EXERCISE MATERIALS:
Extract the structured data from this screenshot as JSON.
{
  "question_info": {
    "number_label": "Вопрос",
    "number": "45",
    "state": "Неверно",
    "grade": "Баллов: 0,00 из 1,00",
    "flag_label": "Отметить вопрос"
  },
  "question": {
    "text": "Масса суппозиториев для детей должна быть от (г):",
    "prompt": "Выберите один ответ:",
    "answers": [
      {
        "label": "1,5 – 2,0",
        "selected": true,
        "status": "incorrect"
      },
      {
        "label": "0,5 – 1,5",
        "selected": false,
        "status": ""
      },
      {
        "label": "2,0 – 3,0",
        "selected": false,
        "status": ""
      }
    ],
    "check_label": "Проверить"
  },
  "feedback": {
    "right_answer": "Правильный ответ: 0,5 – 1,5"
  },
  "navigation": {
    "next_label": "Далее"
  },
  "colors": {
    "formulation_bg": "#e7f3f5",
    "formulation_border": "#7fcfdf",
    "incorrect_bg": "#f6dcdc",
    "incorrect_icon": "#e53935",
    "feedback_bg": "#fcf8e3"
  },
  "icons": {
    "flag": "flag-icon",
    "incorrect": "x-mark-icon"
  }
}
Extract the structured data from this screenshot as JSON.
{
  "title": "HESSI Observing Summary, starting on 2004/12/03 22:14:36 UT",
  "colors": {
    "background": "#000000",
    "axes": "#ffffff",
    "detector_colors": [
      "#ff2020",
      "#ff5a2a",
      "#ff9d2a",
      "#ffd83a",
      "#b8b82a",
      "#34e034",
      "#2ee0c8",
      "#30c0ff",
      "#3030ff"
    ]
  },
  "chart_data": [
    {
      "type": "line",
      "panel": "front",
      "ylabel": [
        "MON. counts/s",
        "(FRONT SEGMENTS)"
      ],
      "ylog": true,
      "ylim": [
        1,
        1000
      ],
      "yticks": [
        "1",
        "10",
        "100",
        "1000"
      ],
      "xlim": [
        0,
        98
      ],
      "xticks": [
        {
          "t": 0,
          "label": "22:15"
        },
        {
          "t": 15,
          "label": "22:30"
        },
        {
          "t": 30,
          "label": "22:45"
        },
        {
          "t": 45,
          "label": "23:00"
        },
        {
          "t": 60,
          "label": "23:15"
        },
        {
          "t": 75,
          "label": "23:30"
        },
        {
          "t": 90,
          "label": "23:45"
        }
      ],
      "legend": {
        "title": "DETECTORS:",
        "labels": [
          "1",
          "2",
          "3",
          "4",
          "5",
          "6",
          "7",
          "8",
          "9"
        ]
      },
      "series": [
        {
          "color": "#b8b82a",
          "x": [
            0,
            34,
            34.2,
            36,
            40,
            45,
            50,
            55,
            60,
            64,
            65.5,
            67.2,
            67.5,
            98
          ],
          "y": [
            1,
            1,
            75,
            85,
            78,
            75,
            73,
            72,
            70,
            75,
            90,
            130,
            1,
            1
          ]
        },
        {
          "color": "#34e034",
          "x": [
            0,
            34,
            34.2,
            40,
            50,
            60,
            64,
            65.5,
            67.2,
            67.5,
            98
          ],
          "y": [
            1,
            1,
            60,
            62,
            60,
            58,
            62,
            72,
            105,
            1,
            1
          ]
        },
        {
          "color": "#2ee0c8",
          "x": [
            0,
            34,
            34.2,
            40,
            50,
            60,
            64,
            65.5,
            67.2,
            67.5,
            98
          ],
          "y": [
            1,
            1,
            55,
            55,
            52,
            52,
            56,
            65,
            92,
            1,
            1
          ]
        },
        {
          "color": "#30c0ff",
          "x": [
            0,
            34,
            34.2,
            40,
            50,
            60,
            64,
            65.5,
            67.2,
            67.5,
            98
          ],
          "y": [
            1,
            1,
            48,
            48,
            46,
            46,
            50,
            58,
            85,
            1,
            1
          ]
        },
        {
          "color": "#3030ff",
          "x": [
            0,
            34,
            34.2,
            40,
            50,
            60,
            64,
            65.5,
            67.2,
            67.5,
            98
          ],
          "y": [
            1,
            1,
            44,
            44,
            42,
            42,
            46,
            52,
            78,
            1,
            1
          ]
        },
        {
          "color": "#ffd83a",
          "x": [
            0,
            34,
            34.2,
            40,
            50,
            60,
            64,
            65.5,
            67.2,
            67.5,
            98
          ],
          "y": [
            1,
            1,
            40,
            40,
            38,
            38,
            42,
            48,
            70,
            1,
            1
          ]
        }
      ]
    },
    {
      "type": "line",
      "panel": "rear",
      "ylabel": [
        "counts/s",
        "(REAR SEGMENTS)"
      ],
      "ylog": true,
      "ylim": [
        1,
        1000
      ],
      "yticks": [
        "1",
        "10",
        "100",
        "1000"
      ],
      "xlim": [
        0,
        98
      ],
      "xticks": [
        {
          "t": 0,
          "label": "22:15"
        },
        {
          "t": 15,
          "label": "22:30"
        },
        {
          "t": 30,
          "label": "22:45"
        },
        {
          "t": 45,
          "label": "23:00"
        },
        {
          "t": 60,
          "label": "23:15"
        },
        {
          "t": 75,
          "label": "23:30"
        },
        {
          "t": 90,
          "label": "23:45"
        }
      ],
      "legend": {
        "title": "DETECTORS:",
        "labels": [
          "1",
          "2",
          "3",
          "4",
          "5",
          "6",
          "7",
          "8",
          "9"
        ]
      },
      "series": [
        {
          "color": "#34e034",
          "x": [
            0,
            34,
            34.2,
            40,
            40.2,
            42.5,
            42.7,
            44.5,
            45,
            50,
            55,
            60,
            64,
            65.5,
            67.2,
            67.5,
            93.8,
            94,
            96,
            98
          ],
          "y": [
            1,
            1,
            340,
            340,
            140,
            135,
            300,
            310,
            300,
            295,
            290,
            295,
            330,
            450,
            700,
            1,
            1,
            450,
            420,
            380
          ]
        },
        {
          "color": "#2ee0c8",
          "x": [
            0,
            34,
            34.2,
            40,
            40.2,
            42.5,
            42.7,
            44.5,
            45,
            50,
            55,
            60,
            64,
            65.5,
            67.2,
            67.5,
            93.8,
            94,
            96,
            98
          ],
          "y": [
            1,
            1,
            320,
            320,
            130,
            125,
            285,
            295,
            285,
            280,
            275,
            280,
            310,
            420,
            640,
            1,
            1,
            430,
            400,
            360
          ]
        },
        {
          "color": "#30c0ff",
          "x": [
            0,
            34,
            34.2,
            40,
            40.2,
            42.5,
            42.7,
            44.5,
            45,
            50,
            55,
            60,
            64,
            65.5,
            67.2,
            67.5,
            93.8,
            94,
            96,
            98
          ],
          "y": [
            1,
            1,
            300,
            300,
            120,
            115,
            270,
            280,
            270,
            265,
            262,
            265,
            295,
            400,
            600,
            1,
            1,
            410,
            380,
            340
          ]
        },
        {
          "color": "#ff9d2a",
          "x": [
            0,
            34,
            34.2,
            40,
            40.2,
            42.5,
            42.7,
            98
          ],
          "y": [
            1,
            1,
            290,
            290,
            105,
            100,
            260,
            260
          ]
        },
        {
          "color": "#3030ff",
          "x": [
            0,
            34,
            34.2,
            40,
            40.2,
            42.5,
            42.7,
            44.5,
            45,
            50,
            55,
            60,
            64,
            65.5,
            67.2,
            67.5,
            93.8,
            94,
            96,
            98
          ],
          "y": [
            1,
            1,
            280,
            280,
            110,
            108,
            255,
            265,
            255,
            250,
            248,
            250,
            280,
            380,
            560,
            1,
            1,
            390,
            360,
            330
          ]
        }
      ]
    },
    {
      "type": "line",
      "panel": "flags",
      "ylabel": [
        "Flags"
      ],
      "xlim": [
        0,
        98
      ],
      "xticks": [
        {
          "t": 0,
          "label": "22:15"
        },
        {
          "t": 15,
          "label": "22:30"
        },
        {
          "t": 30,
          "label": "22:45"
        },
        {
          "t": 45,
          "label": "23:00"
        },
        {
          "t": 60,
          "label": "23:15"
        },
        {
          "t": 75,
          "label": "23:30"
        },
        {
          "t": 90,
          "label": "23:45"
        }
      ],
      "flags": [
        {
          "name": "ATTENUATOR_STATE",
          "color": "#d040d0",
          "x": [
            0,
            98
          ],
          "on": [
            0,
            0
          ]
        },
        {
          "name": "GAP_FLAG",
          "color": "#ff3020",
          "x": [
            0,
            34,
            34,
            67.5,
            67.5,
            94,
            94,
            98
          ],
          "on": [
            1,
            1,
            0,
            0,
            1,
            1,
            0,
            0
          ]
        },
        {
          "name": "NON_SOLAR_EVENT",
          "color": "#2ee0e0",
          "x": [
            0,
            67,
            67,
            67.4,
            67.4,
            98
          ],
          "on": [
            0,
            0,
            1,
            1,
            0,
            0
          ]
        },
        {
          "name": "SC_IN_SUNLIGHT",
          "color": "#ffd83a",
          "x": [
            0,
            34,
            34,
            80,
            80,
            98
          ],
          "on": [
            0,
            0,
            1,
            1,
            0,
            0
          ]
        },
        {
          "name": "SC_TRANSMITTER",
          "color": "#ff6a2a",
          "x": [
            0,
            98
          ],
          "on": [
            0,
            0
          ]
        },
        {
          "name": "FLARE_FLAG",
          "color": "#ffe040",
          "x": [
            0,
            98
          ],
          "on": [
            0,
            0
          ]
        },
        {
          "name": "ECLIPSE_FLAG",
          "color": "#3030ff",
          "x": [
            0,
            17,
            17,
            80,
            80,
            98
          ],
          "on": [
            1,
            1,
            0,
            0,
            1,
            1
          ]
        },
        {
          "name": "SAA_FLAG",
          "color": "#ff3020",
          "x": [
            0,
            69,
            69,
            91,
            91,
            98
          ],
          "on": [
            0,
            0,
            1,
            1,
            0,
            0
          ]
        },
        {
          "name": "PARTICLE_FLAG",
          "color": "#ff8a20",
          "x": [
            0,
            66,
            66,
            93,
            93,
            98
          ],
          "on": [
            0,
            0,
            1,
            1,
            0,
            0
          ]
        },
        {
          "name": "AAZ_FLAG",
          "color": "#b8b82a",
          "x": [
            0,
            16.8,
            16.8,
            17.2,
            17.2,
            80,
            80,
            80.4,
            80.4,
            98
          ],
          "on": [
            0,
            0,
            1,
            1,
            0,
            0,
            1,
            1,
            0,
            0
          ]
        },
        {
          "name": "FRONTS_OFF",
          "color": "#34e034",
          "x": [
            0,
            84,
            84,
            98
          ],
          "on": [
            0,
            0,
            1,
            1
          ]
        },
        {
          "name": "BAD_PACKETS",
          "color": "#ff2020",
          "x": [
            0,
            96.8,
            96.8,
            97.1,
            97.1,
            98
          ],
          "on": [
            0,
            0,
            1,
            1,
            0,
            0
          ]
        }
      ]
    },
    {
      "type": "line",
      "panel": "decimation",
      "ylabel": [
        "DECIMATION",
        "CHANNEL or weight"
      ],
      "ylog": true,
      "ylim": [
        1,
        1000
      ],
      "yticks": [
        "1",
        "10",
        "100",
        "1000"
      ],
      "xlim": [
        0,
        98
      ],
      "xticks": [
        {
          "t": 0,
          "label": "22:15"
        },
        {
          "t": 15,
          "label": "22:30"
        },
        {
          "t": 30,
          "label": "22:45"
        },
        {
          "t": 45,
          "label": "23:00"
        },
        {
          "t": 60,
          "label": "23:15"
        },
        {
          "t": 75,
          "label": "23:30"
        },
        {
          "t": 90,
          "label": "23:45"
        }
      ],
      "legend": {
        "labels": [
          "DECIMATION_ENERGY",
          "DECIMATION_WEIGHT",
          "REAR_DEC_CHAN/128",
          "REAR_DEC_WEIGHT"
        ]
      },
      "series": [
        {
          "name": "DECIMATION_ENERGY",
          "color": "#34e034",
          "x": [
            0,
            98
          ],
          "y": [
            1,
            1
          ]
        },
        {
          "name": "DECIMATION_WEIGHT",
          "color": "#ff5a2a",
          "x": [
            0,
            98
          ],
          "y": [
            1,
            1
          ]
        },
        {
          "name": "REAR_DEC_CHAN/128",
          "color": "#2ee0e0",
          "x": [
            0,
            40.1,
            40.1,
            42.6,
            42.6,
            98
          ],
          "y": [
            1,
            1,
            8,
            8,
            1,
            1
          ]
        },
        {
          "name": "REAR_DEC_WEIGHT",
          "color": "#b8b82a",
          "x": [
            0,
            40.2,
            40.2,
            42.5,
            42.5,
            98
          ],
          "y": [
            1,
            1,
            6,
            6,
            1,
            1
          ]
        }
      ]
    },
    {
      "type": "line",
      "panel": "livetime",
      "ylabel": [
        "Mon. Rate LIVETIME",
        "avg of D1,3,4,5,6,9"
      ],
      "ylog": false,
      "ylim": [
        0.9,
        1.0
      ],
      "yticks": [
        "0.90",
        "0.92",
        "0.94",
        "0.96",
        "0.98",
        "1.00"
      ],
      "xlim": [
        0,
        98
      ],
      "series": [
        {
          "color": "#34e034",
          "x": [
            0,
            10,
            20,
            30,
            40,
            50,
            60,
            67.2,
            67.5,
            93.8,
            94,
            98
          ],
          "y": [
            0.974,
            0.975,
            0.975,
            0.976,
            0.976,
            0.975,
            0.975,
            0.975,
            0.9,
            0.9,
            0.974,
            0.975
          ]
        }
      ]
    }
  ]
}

AIM: Check each line above for the string "panel" and report how many lines have it, giving only the number.

RESPONSE: 5